● **Do this**: Repeat the data verbatim.

● **Data for the task**:
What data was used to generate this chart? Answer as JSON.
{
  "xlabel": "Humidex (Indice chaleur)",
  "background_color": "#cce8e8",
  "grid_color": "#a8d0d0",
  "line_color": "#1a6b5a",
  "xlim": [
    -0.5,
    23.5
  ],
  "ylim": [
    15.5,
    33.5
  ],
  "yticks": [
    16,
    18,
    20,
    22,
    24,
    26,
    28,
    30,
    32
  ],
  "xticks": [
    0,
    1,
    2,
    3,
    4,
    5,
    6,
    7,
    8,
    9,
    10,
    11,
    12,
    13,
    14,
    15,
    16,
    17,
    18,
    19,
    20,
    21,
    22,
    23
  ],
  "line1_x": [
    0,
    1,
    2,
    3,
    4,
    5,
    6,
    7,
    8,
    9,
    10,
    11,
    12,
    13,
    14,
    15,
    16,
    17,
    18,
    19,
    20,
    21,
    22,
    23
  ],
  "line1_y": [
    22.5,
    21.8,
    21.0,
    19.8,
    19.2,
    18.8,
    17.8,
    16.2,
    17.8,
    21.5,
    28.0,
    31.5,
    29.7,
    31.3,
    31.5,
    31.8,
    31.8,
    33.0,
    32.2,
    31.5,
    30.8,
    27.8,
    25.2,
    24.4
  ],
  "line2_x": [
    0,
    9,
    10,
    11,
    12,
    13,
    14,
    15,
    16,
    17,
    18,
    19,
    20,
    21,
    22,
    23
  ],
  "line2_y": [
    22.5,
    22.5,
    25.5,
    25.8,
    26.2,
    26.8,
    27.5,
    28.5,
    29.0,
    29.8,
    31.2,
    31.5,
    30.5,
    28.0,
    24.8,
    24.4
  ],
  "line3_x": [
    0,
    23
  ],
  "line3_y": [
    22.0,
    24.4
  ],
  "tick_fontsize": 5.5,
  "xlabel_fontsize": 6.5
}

● **Complete answer**:
What data was used to generate this chart? Answer as JSON.
{
  "xlabel": "Humidex (Indice chaleur)",
  "background_color": "#cce8e8",
  "grid_color": "#a8d0d0",
  "line_color": "#1a6b5a",
  "xlim": [
    -0.5,
    23.5
  ],
  "ylim": [
    15.5,
    33.5
  ],
  "yticks": [
    16,
    18,
    20,
    22,
    24,
    26,
    28,
    30,
    32
  ],
  "xticks": [
    0,
    1,
    2,
    3,
    4,
    5,
    6,
    7,
    8,
    9,
    10,
    11,
    12,
    13,
    14,
    15,
    16,
    17,
    18,
    19,
    20,
    21,
    22,
    23
  ],
  "line1_x": [
    0,
    1,
    2,
    3,
    4,
    5,
    6,
    7,
    8,
    9,
    10,
    11,
    12,
    13,
    14,
    15,
    16,
    17,
    18,
    19,
    20,
    21,
    22,
    23
  ],
  "line1_y": [
    22.5,
    21.8,
    21.0,
    19.8,
    19.2,
    18.8,
    17.8,
    16.2,
    17.8,
    21.5,
    28.0,
    31.5,
    29.7,
    31.3,
    31.5,
    31.8,
    31.8,
    33.0,
    32.2,
    31.5,
    30.8,
    27.8,
    25.2,
    24.4
  ],
  "line2_x": [
    0,
    9,
    10,
    11,
    12,
    13,
    14,
    15,
    16,
    17,
    18,
    19,
    20,
    21,
    22,
    23
  ],
  "line2_y": [
    22.5,
    22.5,
    25.5,
    25.8,
    26.2,
    26.8,
    27.5,
    28.5,
    29.0,
    29.8,
    31.2,
    31.5,
    30.5,
    28.0,
    24.8,
    24.4
  ],
  "line3_x": [
    0,
    23
  ],
  "line3_y": [
    22.0,
    24.4
  ],
  "tick_fontsize": 5.5,
  "xlabel_fontsize": 6.5
}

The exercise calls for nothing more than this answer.